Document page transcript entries

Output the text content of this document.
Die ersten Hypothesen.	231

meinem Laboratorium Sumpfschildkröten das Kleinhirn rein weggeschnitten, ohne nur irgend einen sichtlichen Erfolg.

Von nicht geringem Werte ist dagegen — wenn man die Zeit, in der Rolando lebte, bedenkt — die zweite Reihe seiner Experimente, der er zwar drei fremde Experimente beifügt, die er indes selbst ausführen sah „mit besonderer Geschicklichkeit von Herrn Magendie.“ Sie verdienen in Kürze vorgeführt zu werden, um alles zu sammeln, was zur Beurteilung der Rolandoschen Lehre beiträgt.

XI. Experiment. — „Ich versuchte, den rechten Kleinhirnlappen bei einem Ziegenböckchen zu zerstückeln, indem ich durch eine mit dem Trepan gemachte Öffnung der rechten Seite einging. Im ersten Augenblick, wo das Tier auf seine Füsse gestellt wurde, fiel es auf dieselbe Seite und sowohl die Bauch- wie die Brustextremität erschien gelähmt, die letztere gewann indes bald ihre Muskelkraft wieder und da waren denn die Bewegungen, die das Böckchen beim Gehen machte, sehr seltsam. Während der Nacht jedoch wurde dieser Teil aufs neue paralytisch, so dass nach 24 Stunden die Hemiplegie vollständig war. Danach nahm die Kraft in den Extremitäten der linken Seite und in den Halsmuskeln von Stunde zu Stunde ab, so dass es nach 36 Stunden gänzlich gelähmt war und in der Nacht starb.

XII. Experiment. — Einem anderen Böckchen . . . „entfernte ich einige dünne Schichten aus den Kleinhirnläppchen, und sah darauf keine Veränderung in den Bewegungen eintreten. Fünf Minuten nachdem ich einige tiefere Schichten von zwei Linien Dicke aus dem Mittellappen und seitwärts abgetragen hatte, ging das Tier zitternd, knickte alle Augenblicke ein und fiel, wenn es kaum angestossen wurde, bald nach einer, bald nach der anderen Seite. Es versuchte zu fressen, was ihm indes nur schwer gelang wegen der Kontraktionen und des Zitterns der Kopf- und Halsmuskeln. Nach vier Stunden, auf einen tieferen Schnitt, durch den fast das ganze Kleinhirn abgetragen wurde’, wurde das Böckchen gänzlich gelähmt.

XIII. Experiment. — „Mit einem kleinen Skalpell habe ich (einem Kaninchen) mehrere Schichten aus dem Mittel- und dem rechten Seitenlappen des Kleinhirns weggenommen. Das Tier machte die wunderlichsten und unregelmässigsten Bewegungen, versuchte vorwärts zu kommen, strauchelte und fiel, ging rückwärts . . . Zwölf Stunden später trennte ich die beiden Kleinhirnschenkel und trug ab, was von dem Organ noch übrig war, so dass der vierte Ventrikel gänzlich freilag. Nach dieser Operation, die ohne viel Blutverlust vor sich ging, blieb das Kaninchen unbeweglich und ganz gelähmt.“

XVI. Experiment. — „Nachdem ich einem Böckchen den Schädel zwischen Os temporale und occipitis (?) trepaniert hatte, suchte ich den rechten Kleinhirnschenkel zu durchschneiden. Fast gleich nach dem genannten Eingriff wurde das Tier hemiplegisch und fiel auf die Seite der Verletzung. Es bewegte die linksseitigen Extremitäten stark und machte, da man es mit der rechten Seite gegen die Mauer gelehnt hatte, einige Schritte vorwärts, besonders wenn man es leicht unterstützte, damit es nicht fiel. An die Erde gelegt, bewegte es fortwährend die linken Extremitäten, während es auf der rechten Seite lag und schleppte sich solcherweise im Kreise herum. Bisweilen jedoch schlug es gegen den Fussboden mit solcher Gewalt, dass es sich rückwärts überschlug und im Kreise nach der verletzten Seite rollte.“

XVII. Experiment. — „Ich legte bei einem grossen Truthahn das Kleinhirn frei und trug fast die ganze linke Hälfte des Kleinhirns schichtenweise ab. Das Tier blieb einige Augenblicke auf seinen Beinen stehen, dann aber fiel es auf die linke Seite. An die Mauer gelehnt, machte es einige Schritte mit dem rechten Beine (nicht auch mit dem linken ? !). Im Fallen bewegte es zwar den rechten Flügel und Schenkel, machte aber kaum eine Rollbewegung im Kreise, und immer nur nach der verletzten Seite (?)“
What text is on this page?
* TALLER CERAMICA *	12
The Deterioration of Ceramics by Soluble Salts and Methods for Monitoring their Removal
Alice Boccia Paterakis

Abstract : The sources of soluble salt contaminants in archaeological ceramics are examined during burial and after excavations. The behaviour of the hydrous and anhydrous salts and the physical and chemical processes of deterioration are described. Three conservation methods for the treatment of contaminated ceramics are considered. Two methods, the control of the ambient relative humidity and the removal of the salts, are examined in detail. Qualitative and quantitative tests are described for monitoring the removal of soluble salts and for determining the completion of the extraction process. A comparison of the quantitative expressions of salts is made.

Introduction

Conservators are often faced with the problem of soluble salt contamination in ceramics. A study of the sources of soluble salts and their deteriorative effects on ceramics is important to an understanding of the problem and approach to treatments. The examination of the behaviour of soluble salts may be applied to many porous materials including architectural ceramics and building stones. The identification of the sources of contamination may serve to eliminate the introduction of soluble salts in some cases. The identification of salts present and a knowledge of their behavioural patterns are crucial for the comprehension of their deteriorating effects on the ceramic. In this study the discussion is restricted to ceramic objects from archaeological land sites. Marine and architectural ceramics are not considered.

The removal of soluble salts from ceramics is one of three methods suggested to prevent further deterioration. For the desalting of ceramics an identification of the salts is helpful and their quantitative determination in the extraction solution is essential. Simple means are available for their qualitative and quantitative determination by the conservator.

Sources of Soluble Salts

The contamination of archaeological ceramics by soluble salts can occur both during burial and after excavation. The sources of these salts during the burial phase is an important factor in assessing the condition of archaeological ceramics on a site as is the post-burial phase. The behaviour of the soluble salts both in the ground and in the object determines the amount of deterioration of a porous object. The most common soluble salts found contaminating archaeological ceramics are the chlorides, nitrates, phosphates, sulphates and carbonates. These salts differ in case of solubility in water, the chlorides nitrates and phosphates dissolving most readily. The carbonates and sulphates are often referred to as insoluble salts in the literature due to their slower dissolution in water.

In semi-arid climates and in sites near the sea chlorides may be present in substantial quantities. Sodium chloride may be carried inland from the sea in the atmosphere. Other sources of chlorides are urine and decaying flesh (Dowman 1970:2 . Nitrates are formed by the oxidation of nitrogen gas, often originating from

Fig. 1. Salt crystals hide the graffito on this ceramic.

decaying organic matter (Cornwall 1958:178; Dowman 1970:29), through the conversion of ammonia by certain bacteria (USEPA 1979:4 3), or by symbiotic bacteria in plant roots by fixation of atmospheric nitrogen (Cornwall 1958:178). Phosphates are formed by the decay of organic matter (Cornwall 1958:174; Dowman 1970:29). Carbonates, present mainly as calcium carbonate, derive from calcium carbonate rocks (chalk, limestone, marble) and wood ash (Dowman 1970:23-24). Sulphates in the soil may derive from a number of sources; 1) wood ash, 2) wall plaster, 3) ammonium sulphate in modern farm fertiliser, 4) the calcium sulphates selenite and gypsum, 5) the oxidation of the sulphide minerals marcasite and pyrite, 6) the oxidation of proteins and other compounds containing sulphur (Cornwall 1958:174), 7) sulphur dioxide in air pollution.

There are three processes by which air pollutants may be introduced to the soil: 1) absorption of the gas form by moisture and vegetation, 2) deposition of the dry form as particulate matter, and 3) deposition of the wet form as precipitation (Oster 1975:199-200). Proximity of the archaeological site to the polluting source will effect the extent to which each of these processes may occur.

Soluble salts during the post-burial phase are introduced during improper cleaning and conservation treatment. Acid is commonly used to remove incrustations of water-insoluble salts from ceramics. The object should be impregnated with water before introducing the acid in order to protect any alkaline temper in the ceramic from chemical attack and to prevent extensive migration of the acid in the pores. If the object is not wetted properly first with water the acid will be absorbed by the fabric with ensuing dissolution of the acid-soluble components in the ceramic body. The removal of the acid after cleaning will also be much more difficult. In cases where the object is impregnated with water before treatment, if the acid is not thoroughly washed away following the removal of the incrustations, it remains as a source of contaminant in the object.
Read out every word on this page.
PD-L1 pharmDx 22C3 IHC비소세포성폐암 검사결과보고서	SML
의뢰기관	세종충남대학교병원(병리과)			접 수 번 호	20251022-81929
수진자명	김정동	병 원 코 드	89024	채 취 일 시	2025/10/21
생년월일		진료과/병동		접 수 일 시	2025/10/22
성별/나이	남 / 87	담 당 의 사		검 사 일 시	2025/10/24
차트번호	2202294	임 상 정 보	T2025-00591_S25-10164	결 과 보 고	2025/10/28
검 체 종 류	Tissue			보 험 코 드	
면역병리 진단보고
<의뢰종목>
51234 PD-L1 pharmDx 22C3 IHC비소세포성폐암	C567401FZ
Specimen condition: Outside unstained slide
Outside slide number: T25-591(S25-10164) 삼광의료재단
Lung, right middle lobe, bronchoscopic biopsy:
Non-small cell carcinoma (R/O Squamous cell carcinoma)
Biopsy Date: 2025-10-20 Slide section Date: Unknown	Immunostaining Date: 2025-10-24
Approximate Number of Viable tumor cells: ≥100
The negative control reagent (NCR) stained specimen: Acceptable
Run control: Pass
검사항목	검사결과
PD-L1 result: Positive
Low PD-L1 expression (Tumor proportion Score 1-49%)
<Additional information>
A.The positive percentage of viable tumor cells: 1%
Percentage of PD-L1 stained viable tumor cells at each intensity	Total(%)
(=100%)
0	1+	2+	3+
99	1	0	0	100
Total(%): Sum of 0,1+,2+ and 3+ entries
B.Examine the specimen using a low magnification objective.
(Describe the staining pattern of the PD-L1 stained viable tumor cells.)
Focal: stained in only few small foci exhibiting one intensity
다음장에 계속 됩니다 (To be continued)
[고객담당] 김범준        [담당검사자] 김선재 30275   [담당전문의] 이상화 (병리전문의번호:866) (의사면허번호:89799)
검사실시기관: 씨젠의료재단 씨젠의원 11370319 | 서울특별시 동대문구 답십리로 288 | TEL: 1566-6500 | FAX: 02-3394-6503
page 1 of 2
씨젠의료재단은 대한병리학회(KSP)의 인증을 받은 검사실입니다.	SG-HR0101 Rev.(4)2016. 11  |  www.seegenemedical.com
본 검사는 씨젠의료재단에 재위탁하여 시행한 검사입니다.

EXERCISE PROMPT
Tell me how many lines of the records include the word "Outside", replying with the number alone.

PROBLEM SOLUTION
2